Input »

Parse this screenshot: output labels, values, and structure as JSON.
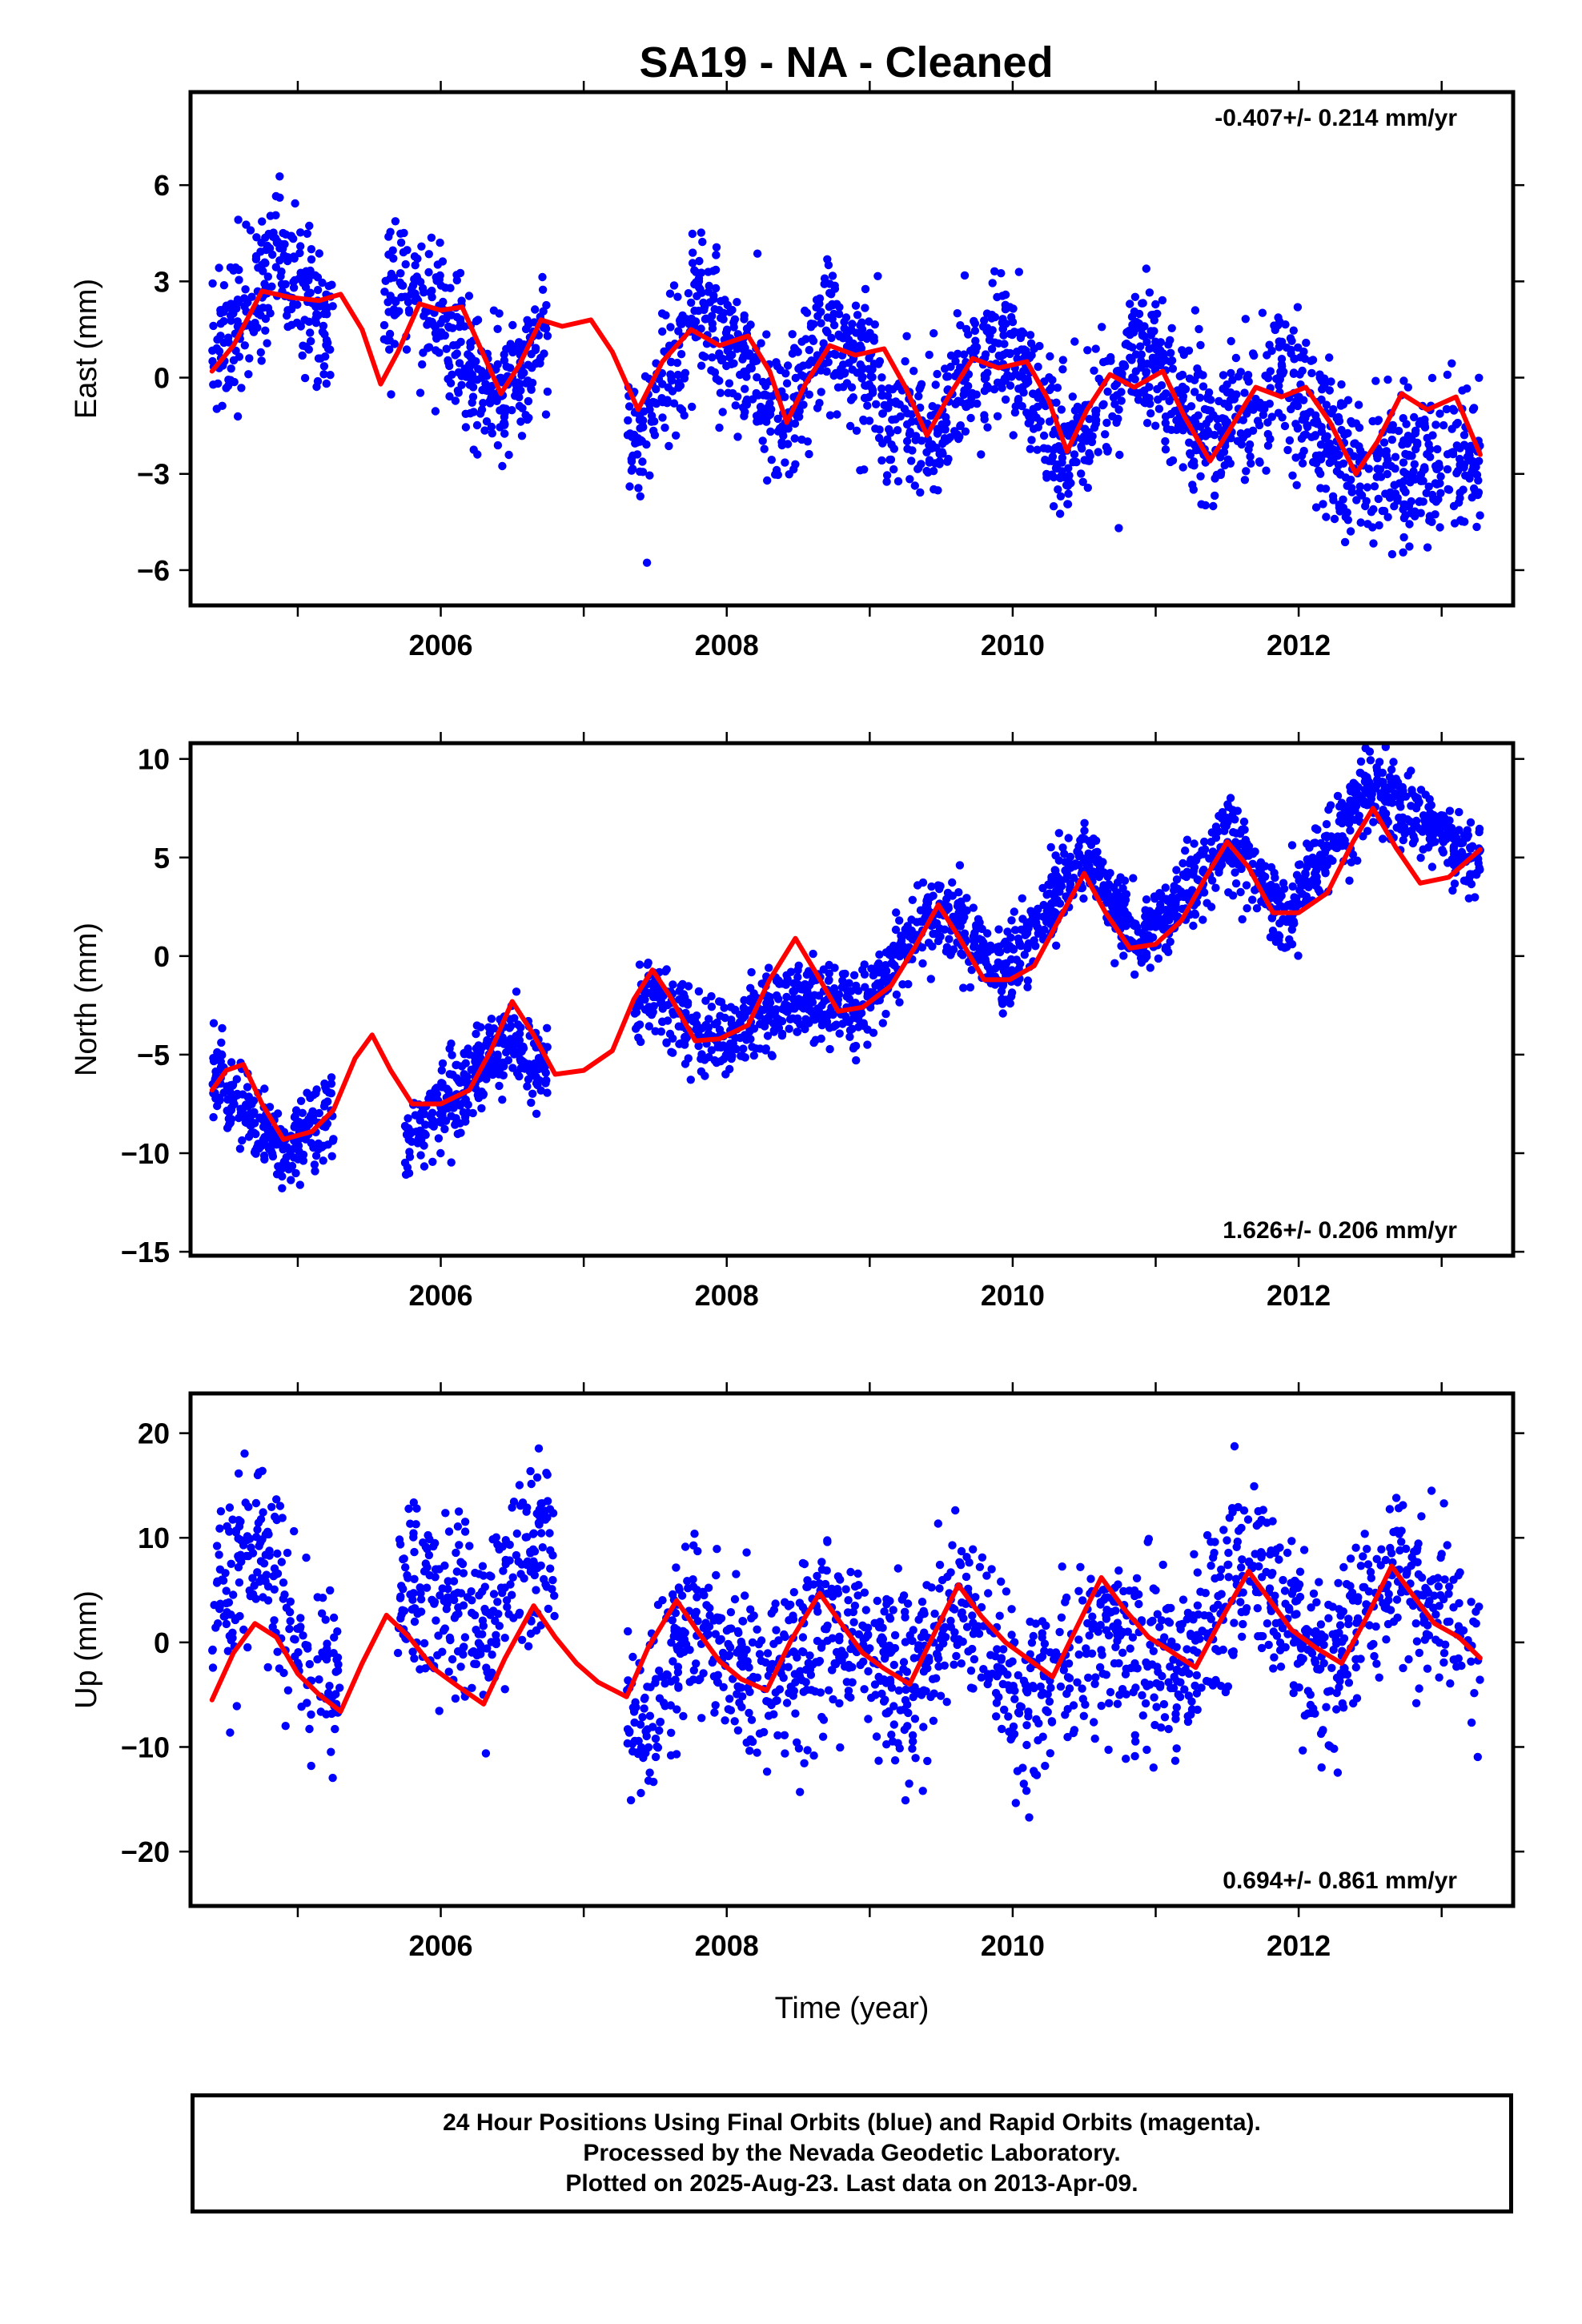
{
  "title": "SA19  - NA - Cleaned",
  "footer": {
    "line1": "24 Hour Positions Using Final Orbits (blue) and Rapid Orbits (magenta).",
    "line2": "Processed by the Nevada Geodetic Laboratory.",
    "line3": "Plotted on 2025-Aug-23. Last data on 2013-Apr-09."
  },
  "colors": {
    "points": "#0000ff",
    "model": "#ff0000",
    "axes": "#000000"
  },
  "chart_data": [
    {
      "type": "scatter",
      "ylabel": "East (mm)",
      "xlabel": "",
      "rate_label": "-0.407+/- 0.214 mm/yr",
      "rate_position": "top-right",
      "xlim": [
        2004.25,
        2013.5
      ],
      "ylim": [
        -7.1,
        8.9
      ],
      "xticks": [
        2006,
        2008,
        2010,
        2012
      ],
      "yticks": [
        -6,
        -3,
        0,
        3,
        6
      ],
      "grid": false,
      "data_start": 2004.4,
      "data_end": 2013.27,
      "gaps": [
        [
          2005.25,
          2005.6
        ],
        [
          2006.75,
          2007.3
        ]
      ],
      "rate_mm_per_yr": -0.407,
      "series": [
        {
          "name": "Final Orbits (blue)",
          "kind": "points",
          "approx_trend": [
            [
              2004.4,
              0.5
            ],
            [
              2004.85,
              3.8
            ],
            [
              2005.2,
              1.5
            ],
            [
              2005.8,
              3.2
            ],
            [
              2006.4,
              -0.8
            ],
            [
              2006.7,
              1.0
            ],
            [
              2007.4,
              -2.0
            ],
            [
              2007.8,
              2.5
            ],
            [
              2008.4,
              -1.5
            ],
            [
              2008.7,
              1.8
            ],
            [
              2009.4,
              -2.0
            ],
            [
              2009.9,
              1.2
            ],
            [
              2010.4,
              -2.5
            ],
            [
              2010.9,
              0.8
            ],
            [
              2011.4,
              -2.0
            ],
            [
              2011.9,
              0.0
            ],
            [
              2012.4,
              -3.0
            ],
            [
              2013.27,
              -2.3
            ]
          ]
        },
        {
          "name": "Model",
          "kind": "line",
          "points": [
            [
              2004.4,
              0.2
            ],
            [
              2004.55,
              1.0
            ],
            [
              2004.75,
              2.7
            ],
            [
              2004.95,
              2.5
            ],
            [
              2005.15,
              2.4
            ],
            [
              2005.3,
              2.6
            ],
            [
              2005.45,
              1.5
            ],
            [
              2005.58,
              -0.2
            ],
            [
              2005.7,
              0.8
            ],
            [
              2005.85,
              2.3
            ],
            [
              2006.0,
              2.1
            ],
            [
              2006.15,
              2.2
            ],
            [
              2006.3,
              0.7
            ],
            [
              2006.42,
              -0.5
            ],
            [
              2006.55,
              0.4
            ],
            [
              2006.7,
              1.8
            ],
            [
              2006.85,
              1.6
            ],
            [
              2007.05,
              1.8
            ],
            [
              2007.2,
              0.8
            ],
            [
              2007.38,
              -1.0
            ],
            [
              2007.55,
              0.5
            ],
            [
              2007.75,
              1.5
            ],
            [
              2007.95,
              1.0
            ],
            [
              2008.15,
              1.3
            ],
            [
              2008.3,
              0.2
            ],
            [
              2008.42,
              -1.4
            ],
            [
              2008.55,
              -0.2
            ],
            [
              2008.72,
              1.0
            ],
            [
              2008.9,
              0.7
            ],
            [
              2009.1,
              0.9
            ],
            [
              2009.25,
              -0.3
            ],
            [
              2009.4,
              -1.8
            ],
            [
              2009.55,
              -0.6
            ],
            [
              2009.72,
              0.6
            ],
            [
              2009.9,
              0.3
            ],
            [
              2010.1,
              0.5
            ],
            [
              2010.25,
              -0.7
            ],
            [
              2010.38,
              -2.3
            ],
            [
              2010.52,
              -1.0
            ],
            [
              2010.68,
              0.1
            ],
            [
              2010.85,
              -0.3
            ],
            [
              2011.05,
              0.2
            ],
            [
              2011.2,
              -1.2
            ],
            [
              2011.38,
              -2.6
            ],
            [
              2011.52,
              -1.6
            ],
            [
              2011.7,
              -0.3
            ],
            [
              2011.88,
              -0.6
            ],
            [
              2012.05,
              -0.3
            ],
            [
              2012.22,
              -1.4
            ],
            [
              2012.4,
              -3.0
            ],
            [
              2012.55,
              -2.0
            ],
            [
              2012.72,
              -0.5
            ],
            [
              2012.9,
              -1.0
            ],
            [
              2013.1,
              -0.6
            ],
            [
              2013.27,
              -2.4
            ]
          ]
        }
      ]
    },
    {
      "type": "scatter",
      "ylabel": "North (mm)",
      "xlabel": "",
      "rate_label": "1.626+/- 0.206 mm/yr",
      "rate_position": "bottom-right",
      "xlim": [
        2004.25,
        2013.5
      ],
      "ylim": [
        -15.2,
        10.8
      ],
      "xticks": [
        2006,
        2008,
        2010,
        2012
      ],
      "yticks": [
        -15,
        -10,
        -5,
        0,
        5,
        10
      ],
      "grid": false,
      "data_start": 2004.4,
      "data_end": 2013.27,
      "gaps": [
        [
          2005.25,
          2005.75
        ],
        [
          2006.75,
          2007.35
        ]
      ],
      "rate_mm_per_yr": 1.626,
      "series": [
        {
          "name": "Final Orbits (blue)",
          "kind": "points",
          "approx_trend": [
            [
              2004.4,
              -6.0
            ],
            [
              2004.9,
              -10.0
            ],
            [
              2005.2,
              -8.0
            ],
            [
              2005.8,
              -9.0
            ],
            [
              2006.5,
              -4.0
            ],
            [
              2006.7,
              -6.0
            ],
            [
              2007.5,
              -2.0
            ],
            [
              2007.9,
              -4.5
            ],
            [
              2008.5,
              -2.0
            ],
            [
              2008.9,
              -3.0
            ],
            [
              2009.5,
              2.5
            ],
            [
              2009.9,
              -1.0
            ],
            [
              2010.5,
              5.0
            ],
            [
              2010.9,
              0.5
            ],
            [
              2011.5,
              6.0
            ],
            [
              2011.9,
              2.0
            ],
            [
              2012.5,
              8.5
            ],
            [
              2013.27,
              5.0
            ]
          ]
        },
        {
          "name": "Model",
          "kind": "line",
          "points": [
            [
              2004.4,
              -6.8
            ],
            [
              2004.5,
              -5.8
            ],
            [
              2004.62,
              -5.5
            ],
            [
              2004.75,
              -7.5
            ],
            [
              2004.9,
              -9.3
            ],
            [
              2005.1,
              -8.9
            ],
            [
              2005.25,
              -7.8
            ],
            [
              2005.4,
              -5.2
            ],
            [
              2005.52,
              -4.0
            ],
            [
              2005.65,
              -5.8
            ],
            [
              2005.8,
              -7.5
            ],
            [
              2006.0,
              -7.5
            ],
            [
              2006.2,
              -6.8
            ],
            [
              2006.35,
              -4.8
            ],
            [
              2006.5,
              -2.3
            ],
            [
              2006.65,
              -4.0
            ],
            [
              2006.8,
              -6.0
            ],
            [
              2007.0,
              -5.8
            ],
            [
              2007.2,
              -4.8
            ],
            [
              2007.35,
              -2.2
            ],
            [
              2007.48,
              -0.7
            ],
            [
              2007.6,
              -2.0
            ],
            [
              2007.78,
              -4.3
            ],
            [
              2007.95,
              -4.2
            ],
            [
              2008.15,
              -3.5
            ],
            [
              2008.3,
              -1.2
            ],
            [
              2008.48,
              0.9
            ],
            [
              2008.62,
              -0.8
            ],
            [
              2008.78,
              -2.8
            ],
            [
              2008.95,
              -2.6
            ],
            [
              2009.15,
              -1.5
            ],
            [
              2009.32,
              0.5
            ],
            [
              2009.48,
              2.6
            ],
            [
              2009.62,
              1.0
            ],
            [
              2009.8,
              -1.2
            ],
            [
              2009.98,
              -1.2
            ],
            [
              2010.15,
              -0.5
            ],
            [
              2010.32,
              1.8
            ],
            [
              2010.5,
              4.2
            ],
            [
              2010.65,
              2.2
            ],
            [
              2010.82,
              0.4
            ],
            [
              2011.0,
              0.6
            ],
            [
              2011.18,
              1.8
            ],
            [
              2011.35,
              4.0
            ],
            [
              2011.5,
              5.8
            ],
            [
              2011.65,
              4.5
            ],
            [
              2011.82,
              2.2
            ],
            [
              2012.0,
              2.2
            ],
            [
              2012.2,
              3.2
            ],
            [
              2012.38,
              5.8
            ],
            [
              2012.52,
              7.5
            ],
            [
              2012.68,
              5.5
            ],
            [
              2012.85,
              3.7
            ],
            [
              2013.05,
              4.0
            ],
            [
              2013.27,
              5.4
            ]
          ]
        }
      ]
    },
    {
      "type": "scatter",
      "ylabel": "Up (mm)",
      "xlabel": "Time (year)",
      "rate_label": "0.694+/- 0.861 mm/yr",
      "rate_position": "bottom-right",
      "xlim": [
        2004.25,
        2013.5
      ],
      "ylim": [
        -25.2,
        23.8
      ],
      "xticks": [
        2006,
        2008,
        2010,
        2012
      ],
      "yticks": [
        -20,
        -10,
        0,
        10,
        20
      ],
      "grid": false,
      "data_start": 2004.4,
      "data_end": 2013.27,
      "gaps": [
        [
          2005.3,
          2005.7
        ],
        [
          2006.8,
          2007.3
        ]
      ],
      "rate_mm_per_yr": 0.694,
      "series": [
        {
          "name": "Final Orbits (blue)",
          "kind": "points",
          "approx_trend": [
            [
              2004.4,
              4.0
            ],
            [
              2004.7,
              10.0
            ],
            [
              2005.1,
              -4.0
            ],
            [
              2005.8,
              5.0
            ],
            [
              2006.3,
              2.0
            ],
            [
              2006.7,
              10.0
            ],
            [
              2007.4,
              -10.0
            ],
            [
              2007.7,
              2.0
            ],
            [
              2008.3,
              -4.0
            ],
            [
              2008.7,
              2.0
            ],
            [
              2009.3,
              -4.0
            ],
            [
              2009.6,
              4.0
            ],
            [
              2010.1,
              -6.0
            ],
            [
              2010.6,
              2.0
            ],
            [
              2011.2,
              -2.0
            ],
            [
              2011.7,
              8.0
            ],
            [
              2012.2,
              -4.0
            ],
            [
              2012.7,
              8.0
            ],
            [
              2013.27,
              -2.0
            ]
          ]
        },
        {
          "name": "Model",
          "kind": "line",
          "points": [
            [
              2004.4,
              -5.5
            ],
            [
              2004.55,
              -1.0
            ],
            [
              2004.7,
              1.8
            ],
            [
              2004.85,
              0.5
            ],
            [
              2005.0,
              -3.0
            ],
            [
              2005.15,
              -5.0
            ],
            [
              2005.3,
              -6.6
            ],
            [
              2005.45,
              -2.0
            ],
            [
              2005.62,
              2.6
            ],
            [
              2005.78,
              0.5
            ],
            [
              2005.95,
              -2.5
            ],
            [
              2006.12,
              -4.2
            ],
            [
              2006.3,
              -5.9
            ],
            [
              2006.45,
              -1.5
            ],
            [
              2006.65,
              3.5
            ],
            [
              2006.8,
              0.5
            ],
            [
              2006.95,
              -2.0
            ],
            [
              2007.1,
              -3.8
            ],
            [
              2007.3,
              -5.2
            ],
            [
              2007.45,
              -0.5
            ],
            [
              2007.65,
              4.0
            ],
            [
              2007.8,
              1.0
            ],
            [
              2007.95,
              -1.8
            ],
            [
              2008.1,
              -3.5
            ],
            [
              2008.28,
              -4.6
            ],
            [
              2008.45,
              0.2
            ],
            [
              2008.65,
              4.7
            ],
            [
              2008.8,
              1.8
            ],
            [
              2008.95,
              -1.0
            ],
            [
              2009.1,
              -2.5
            ],
            [
              2009.28,
              -4.0
            ],
            [
              2009.45,
              0.8
            ],
            [
              2009.62,
              5.5
            ],
            [
              2009.78,
              2.5
            ],
            [
              2009.95,
              0.0
            ],
            [
              2010.1,
              -1.5
            ],
            [
              2010.28,
              -3.3
            ],
            [
              2010.45,
              1.5
            ],
            [
              2010.62,
              6.2
            ],
            [
              2010.78,
              3.2
            ],
            [
              2010.95,
              0.5
            ],
            [
              2011.1,
              -0.8
            ],
            [
              2011.28,
              -2.4
            ],
            [
              2011.45,
              2.0
            ],
            [
              2011.65,
              6.8
            ],
            [
              2011.8,
              4.0
            ],
            [
              2011.95,
              1.2
            ],
            [
              2012.12,
              -0.5
            ],
            [
              2012.3,
              -2.0
            ],
            [
              2012.48,
              2.5
            ],
            [
              2012.65,
              7.3
            ],
            [
              2012.8,
              4.5
            ],
            [
              2012.95,
              1.8
            ],
            [
              2013.12,
              0.5
            ],
            [
              2013.27,
              -1.5
            ]
          ]
        }
      ]
    }
  ]
}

Your instructions »
In the listing, find every line with the word "ylabel" and state how many there are, nothing more.

Reply to the exercise »
3